---------- Exercise material ----------
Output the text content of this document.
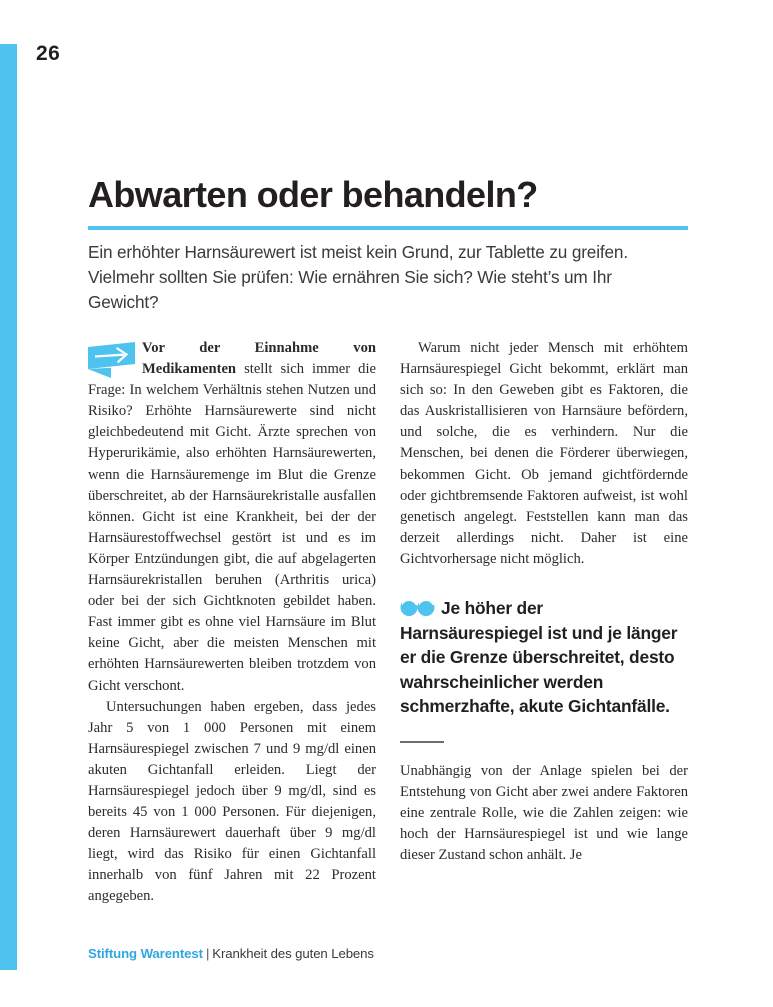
26
Abwarten oder behandeln?

Ein erhöhter Harnsäurewert ist meist kein Grund, zur Tablette zu greifen. Vielmehr sollten Sie prüfen: Wie ernähren Sie sich? Wie steht’s um Ihr Gewicht?

Vor der Einnahme von Medikamenten stellt sich immer die Frage: In welchem Verhältnis stehen Nutzen und Risiko? Erhöhte Harnsäurewerte sind nicht gleichbedeutend mit Gicht. Ärzte sprechen von Hyperurikämie, also erhöhten Harnsäurewerten, wenn die Harnsäuremenge im Blut die Grenze überschreitet, ab der Harnsäurekristalle ausfallen können. Gicht ist eine Krankheit, bei der der Harnsäurestoffwechsel gestört ist und es im Körper Entzündungen gibt, die auf abgelagerten Harnsäurekristallen beruhen (Arthritis urica) oder bei der sich Gichtknoten gebildet haben. Fast immer gibt es ohne viel Harnsäure im Blut keine Gicht, aber die meisten Menschen mit erhöhten Harnsäurewerten bleiben trotzdem von Gicht verschont.

Untersuchungen haben ergeben, dass jedes Jahr 5 von 1 000 Personen mit einem Harnsäurespiegel zwischen 7 und 9 mg/dl einen akuten Gichtanfall erleiden. Liegt der Harnsäurespiegel jedoch über 9 mg/dl, sind es bereits 45 von 1 000 Personen. Für diejenigen, deren Harnsäurewert dauerhaft über 9 mg/dl liegt, wird das Risiko für einen Gichtanfall innerhalb von fünf Jahren mit 22 Prozent angegeben.

Warum nicht jeder Mensch mit erhöhtem Harnsäurespiegel Gicht bekommt, erklärt man sich so: In den Geweben gibt es Faktoren, die das Auskristallisieren von Harnsäure befördern, und solche, die es verhindern. Nur die Menschen, bei denen die Förderer überwiegen, bekommen Gicht. Ob jemand gichtfördernde oder gichtbremsende Faktoren aufweist, ist wohl genetisch angelegt. Feststellen kann man das derzeit allerdings nicht. Daher ist eine Gichtvorhersage nicht möglich.

Je höher der Harnsäurespiegel ist und je länger er die Grenze überschreitet, desto wahrscheinlicher werden schmerzhafte, akute Gichtanfälle.

Unabhängig von der Anlage spielen bei der Entstehung von Gicht aber zwei andere Faktoren eine zentrale Rolle, wie die Zahlen zeigen: wie hoch der Harnsäurespiegel ist und wie lange dieser Zustand schon anhält. Je

Stiftung Warentest | Krankheit des guten Lebens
----------
Required work:
Set the listing down in full and exactly. Pictures within it should not appear in the copy.

Response to this exercise:
Output the text content of this document.
26
Abwarten oder behandeln?

Ein erhöhter Harnsäurewert ist meist kein Grund, zur Tablette zu greifen. Vielmehr sollten Sie prüfen: Wie ernähren Sie sich? Wie steht’s um Ihr Gewicht?

Vor der Einnahme von Medikamenten stellt sich immer die Frage: In welchem Verhältnis stehen Nutzen und Risiko? Erhöhte Harnsäurewerte sind nicht gleichbedeutend mit Gicht. Ärzte sprechen von Hyperurikämie, also erhöhten Harnsäurewerten, wenn die Harnsäuremenge im Blut die Grenze überschreitet, ab der Harnsäurekristalle ausfallen können. Gicht ist eine Krankheit, bei der der Harnsäurestoffwechsel gestört ist und es im Körper Entzündungen gibt, die auf abgelagerten Harnsäurekristallen beruhen (Arthritis urica) oder bei der sich Gichtknoten gebildet haben. Fast immer gibt es ohne viel Harnsäure im Blut keine Gicht, aber die meisten Menschen mit erhöhten Harnsäurewerten bleiben trotzdem von Gicht verschont.

Untersuchungen haben ergeben, dass jedes Jahr 5 von 1 000 Personen mit einem Harnsäurespiegel zwischen 7 und 9 mg/dl einen akuten Gichtanfall erleiden. Liegt der Harnsäurespiegel jedoch über 9 mg/dl, sind es bereits 45 von 1 000 Personen. Für diejenigen, deren Harnsäurewert dauerhaft über 9 mg/dl liegt, wird das Risiko für einen Gichtanfall innerhalb von fünf Jahren mit 22 Prozent angegeben.

Warum nicht jeder Mensch mit erhöhtem Harnsäurespiegel Gicht bekommt, erklärt man sich so: In den Geweben gibt es Faktoren, die das Auskristallisieren von Harnsäure befördern, und solche, die es verhindern. Nur die Menschen, bei denen die Förderer überwiegen, bekommen Gicht. Ob jemand gichtfördernde oder gichtbremsende Faktoren aufweist, ist wohl genetisch angelegt. Feststellen kann man das derzeit allerdings nicht. Daher ist eine Gichtvorhersage nicht möglich.

Je höher der Harnsäurespiegel ist und je länger er die Grenze überschreitet, desto wahrscheinlicher werden schmerzhafte, akute Gichtanfälle.

Unabhängig von der Anlage spielen bei der Entstehung von Gicht aber zwei andere Faktoren eine zentrale Rolle, wie die Zahlen zeigen: wie hoch der Harnsäurespiegel ist und wie lange dieser Zustand schon anhält. Je

Stiftung Warentest | Krankheit des guten Lebens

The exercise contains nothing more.